## Written request
Every record should be written out exactly, with the pictures left out.

Data records
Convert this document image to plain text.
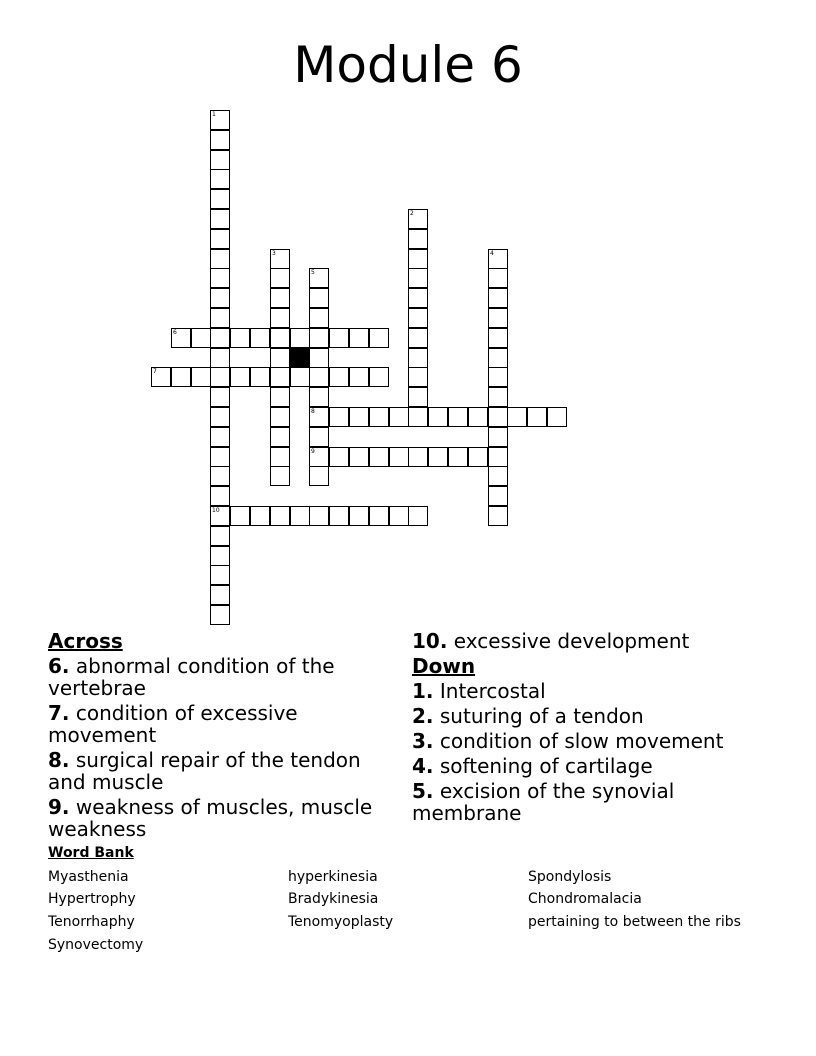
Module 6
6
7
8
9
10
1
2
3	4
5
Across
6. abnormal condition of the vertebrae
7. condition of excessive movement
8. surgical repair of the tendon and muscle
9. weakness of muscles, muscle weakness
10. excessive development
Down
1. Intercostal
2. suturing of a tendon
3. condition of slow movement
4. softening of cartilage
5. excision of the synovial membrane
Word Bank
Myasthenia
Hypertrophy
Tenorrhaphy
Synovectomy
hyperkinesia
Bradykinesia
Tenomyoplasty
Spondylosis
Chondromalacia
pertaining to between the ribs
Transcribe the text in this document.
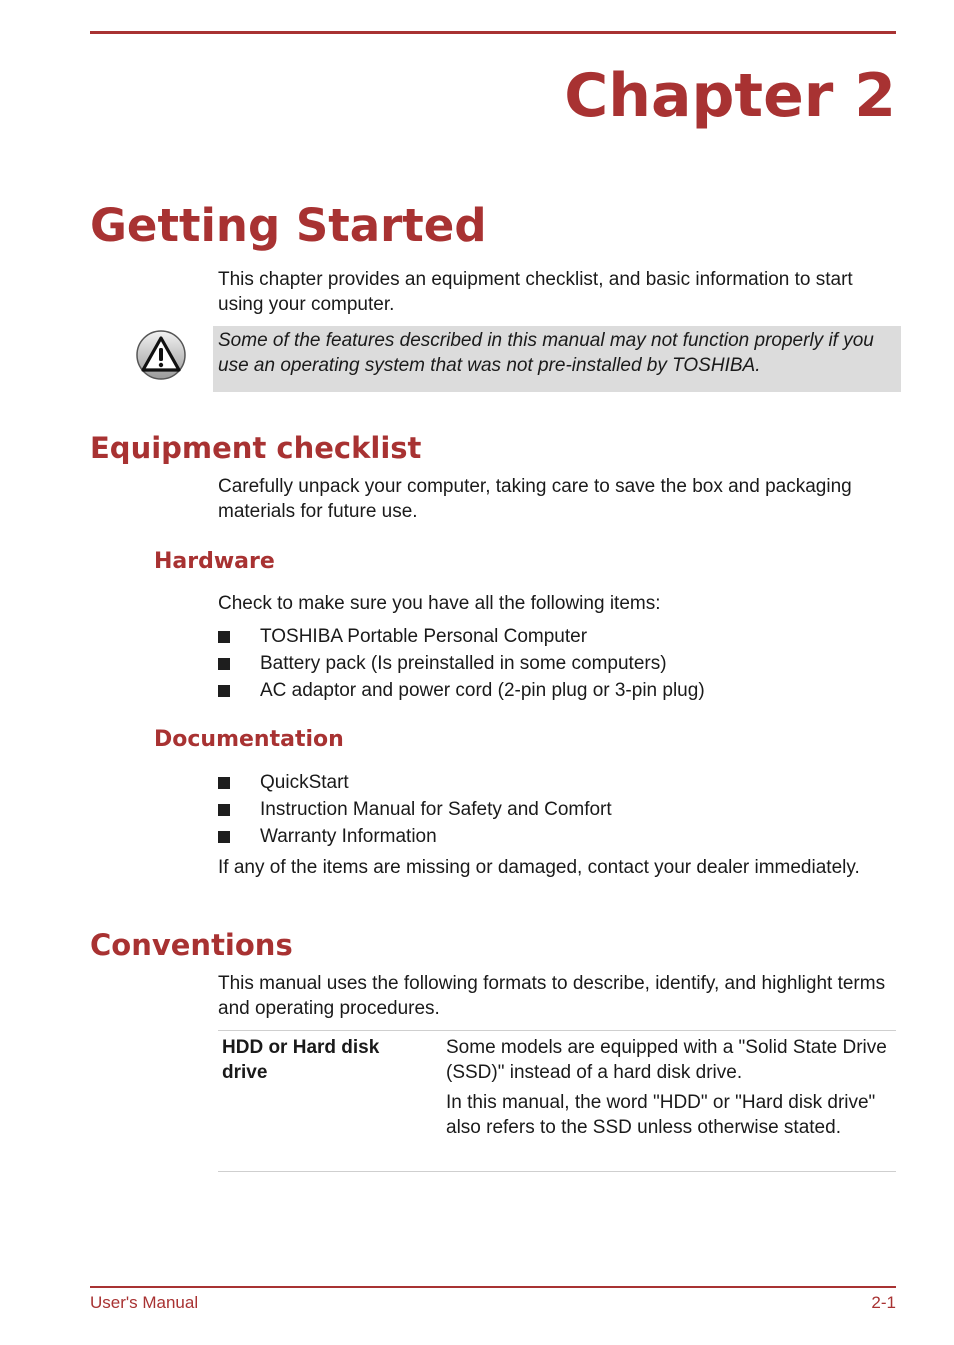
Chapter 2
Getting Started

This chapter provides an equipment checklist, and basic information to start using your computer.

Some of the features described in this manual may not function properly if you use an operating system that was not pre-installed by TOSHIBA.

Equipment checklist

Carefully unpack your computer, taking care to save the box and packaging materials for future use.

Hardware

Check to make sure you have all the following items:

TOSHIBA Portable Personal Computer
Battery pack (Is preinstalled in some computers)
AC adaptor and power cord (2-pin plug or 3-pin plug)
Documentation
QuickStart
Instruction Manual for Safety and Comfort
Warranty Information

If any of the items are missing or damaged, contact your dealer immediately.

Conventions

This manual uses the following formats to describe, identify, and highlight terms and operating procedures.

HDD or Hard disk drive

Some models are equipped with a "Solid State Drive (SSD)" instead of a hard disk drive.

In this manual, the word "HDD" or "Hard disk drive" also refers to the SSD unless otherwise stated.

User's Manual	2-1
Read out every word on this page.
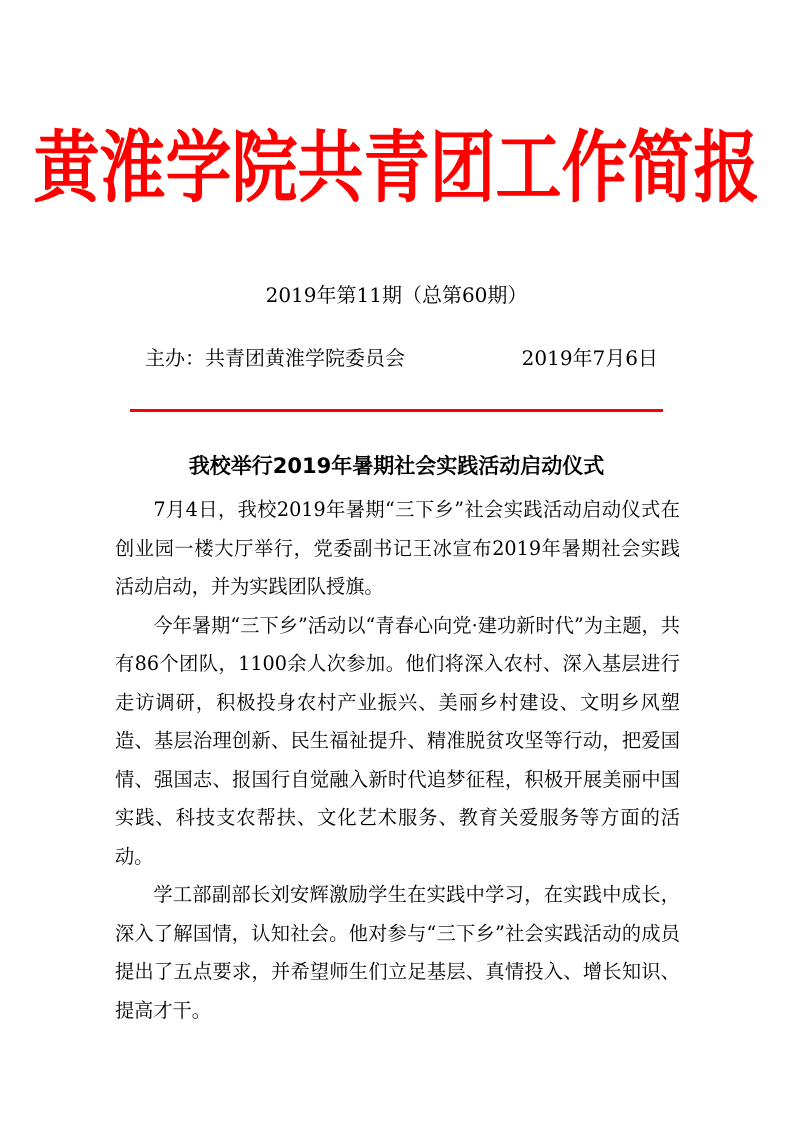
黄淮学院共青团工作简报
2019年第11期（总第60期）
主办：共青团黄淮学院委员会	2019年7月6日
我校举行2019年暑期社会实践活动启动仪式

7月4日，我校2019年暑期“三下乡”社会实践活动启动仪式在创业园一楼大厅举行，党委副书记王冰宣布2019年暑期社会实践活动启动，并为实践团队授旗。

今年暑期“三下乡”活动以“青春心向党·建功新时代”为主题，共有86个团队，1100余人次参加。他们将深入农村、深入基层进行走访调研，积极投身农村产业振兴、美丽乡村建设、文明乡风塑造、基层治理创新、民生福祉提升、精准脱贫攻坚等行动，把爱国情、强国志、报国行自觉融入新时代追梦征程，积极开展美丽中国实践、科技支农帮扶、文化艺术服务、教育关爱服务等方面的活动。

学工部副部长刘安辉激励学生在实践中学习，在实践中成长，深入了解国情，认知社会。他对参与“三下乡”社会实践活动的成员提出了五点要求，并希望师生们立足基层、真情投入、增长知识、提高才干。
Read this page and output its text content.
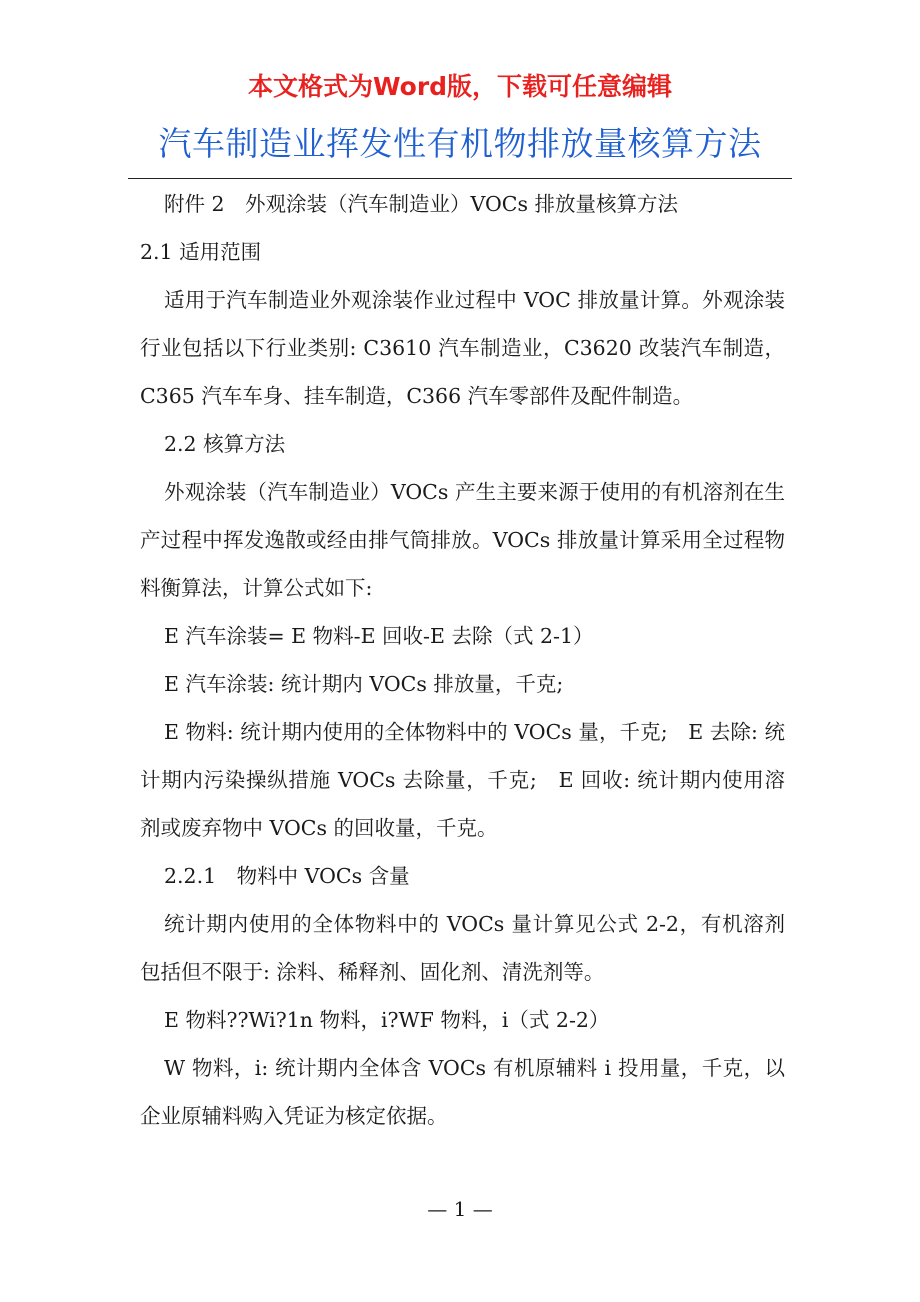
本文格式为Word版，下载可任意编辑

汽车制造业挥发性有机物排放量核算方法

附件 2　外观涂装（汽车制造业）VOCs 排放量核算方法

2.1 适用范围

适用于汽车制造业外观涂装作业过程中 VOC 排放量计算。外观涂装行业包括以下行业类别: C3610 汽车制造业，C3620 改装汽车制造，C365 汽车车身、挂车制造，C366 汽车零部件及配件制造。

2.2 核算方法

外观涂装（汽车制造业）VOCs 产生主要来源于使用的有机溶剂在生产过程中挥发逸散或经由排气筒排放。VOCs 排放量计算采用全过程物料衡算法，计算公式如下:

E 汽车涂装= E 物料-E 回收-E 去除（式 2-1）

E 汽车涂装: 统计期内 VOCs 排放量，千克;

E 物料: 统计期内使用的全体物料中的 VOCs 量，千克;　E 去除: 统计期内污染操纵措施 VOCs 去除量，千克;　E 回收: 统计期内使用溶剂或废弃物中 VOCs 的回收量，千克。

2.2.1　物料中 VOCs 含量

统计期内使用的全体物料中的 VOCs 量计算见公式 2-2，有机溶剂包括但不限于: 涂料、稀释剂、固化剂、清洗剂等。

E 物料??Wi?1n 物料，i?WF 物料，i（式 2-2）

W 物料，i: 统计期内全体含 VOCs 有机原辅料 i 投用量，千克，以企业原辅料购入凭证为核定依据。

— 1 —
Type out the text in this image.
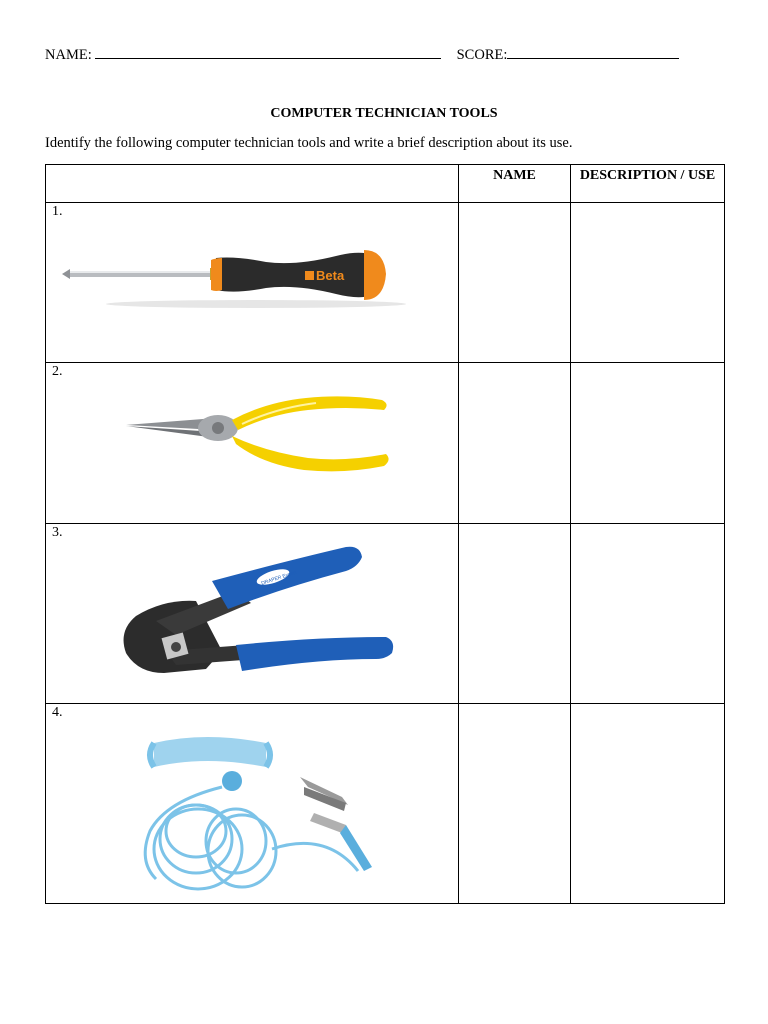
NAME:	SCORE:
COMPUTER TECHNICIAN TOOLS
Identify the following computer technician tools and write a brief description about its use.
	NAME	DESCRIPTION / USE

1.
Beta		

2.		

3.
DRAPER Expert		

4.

## Result of the task
Convert this document image to plain text.
Module 6
6
7
8
9
10
1
2
3	4
5
Across
6. abnormal condition of the vertebrae
7. condition of excessive movement
8. surgical repair of the tendon and muscle
9. weakness of muscles, muscle weakness
10. excessive development
Down
1. Intercostal
2. suturing of a tendon
3. condition of slow movement
4. softening of cartilage
5. excision of the synovial membrane
Word Bank
Myasthenia
Hypertrophy
Tenorrhaphy
Synovectomy
hyperkinesia
Bradykinesia
Tenomyoplasty
Spondylosis
Chondromalacia
pertaining to between the ribs
Transcribe the text in this document.
Chapter 2
Getting Started

This chapter provides an equipment checklist, and basic information to start using your computer.

Some of the features described in this manual may not function properly if you use an operating system that was not pre-installed by TOSHIBA.

Equipment checklist

Carefully unpack your computer, taking care to save the box and packaging materials for future use.

Hardware

Check to make sure you have all the following items:

TOSHIBA Portable Personal Computer
Battery pack (Is preinstalled in some computers)
AC adaptor and power cord (2-pin plug or 3-pin plug)
Documentation
QuickStart
Instruction Manual for Safety and Comfort
Warranty Information

If any of the items are missing or damaged, contact your dealer immediately.

Conventions

This manual uses the following formats to describe, identify, and highlight terms and operating procedures.

HDD or Hard disk drive

Some models are equipped with a "Solid State Drive (SSD)" instead of a hard disk drive.

In this manual, the word "HDD" or "Hard disk drive" also refers to the SSD unless otherwise stated.

User's Manual	2-1
Read out every word on this page.
黄淮学院共青团工作简报
2019年第11期（总第60期）
主办：共青团黄淮学院委员会	2019年7月6日
我校举行2019年暑期社会实践活动启动仪式

7月4日，我校2019年暑期“三下乡”社会实践活动启动仪式在创业园一楼大厅举行，党委副书记王冰宣布2019年暑期社会实践活动启动，并为实践团队授旗。

今年暑期“三下乡”活动以“青春心向党·建功新时代”为主题，共有86个团队，1100余人次参加。他们将深入农村、深入基层进行走访调研，积极投身农村产业振兴、美丽乡村建设、文明乡风塑造、基层治理创新、民生福祉提升、精准脱贫攻坚等行动，把爱国情、强国志、报国行自觉融入新时代追梦征程，积极开展美丽中国实践、科技支农帮扶、文化艺术服务、教育关爱服务等方面的活动。

学工部副部长刘安辉激励学生在实践中学习，在实践中成长，深入了解国情，认知社会。他对参与“三下乡”社会实践活动的成员提出了五点要求，并希望师生们立足基层、真情投入、增长知识、提高才干。
Read this page and output its text content.
本文格式为Word版，下载可任意编辑

汽车制造业挥发性有机物排放量核算方法

附件 2　外观涂装（汽车制造业）VOCs 排放量核算方法

2.1 适用范围

适用于汽车制造业外观涂装作业过程中 VOC 排放量计算。外观涂装行业包括以下行业类别: C3610 汽车制造业，C3620 改装汽车制造，C365 汽车车身、挂车制造，C366 汽车零部件及配件制造。

2.2 核算方法

外观涂装（汽车制造业）VOCs 产生主要来源于使用的有机溶剂在生产过程中挥发逸散或经由排气筒排放。VOCs 排放量计算采用全过程物料衡算法，计算公式如下:

E 汽车涂装= E 物料-E 回收-E 去除（式 2-1）

E 汽车涂装: 统计期内 VOCs 排放量，千克;

E 物料: 统计期内使用的全体物料中的 VOCs 量，千克;　E 去除: 统计期内污染操纵措施 VOCs 去除量，千克;　E 回收: 统计期内使用溶剂或废弃物中 VOCs 的回收量，千克。

2.2.1　物料中 VOCs 含量

统计期内使用的全体物料中的 VOCs 量计算见公式 2-2，有机溶剂包括但不限于: 涂料、稀释剂、固化剂、清洗剂等。

E 物料??Wi?1n 物料，i?WF 物料，i（式 2-2）

W 物料，i: 统计期内全体含 VOCs 有机原辅料 i 投用量，千克，以企业原辅料购入凭证为核定依据。

— 1 —
Type out the text in this image.
NAME:	SCORE:
COMPUTER TECHNICIAN TOOLS
Identify the following computer technician tools and write a brief description about its use.
	NAME	DESCRIPTION / USE

1.
Beta		

2.		

3.
DRAPER Expert		

4.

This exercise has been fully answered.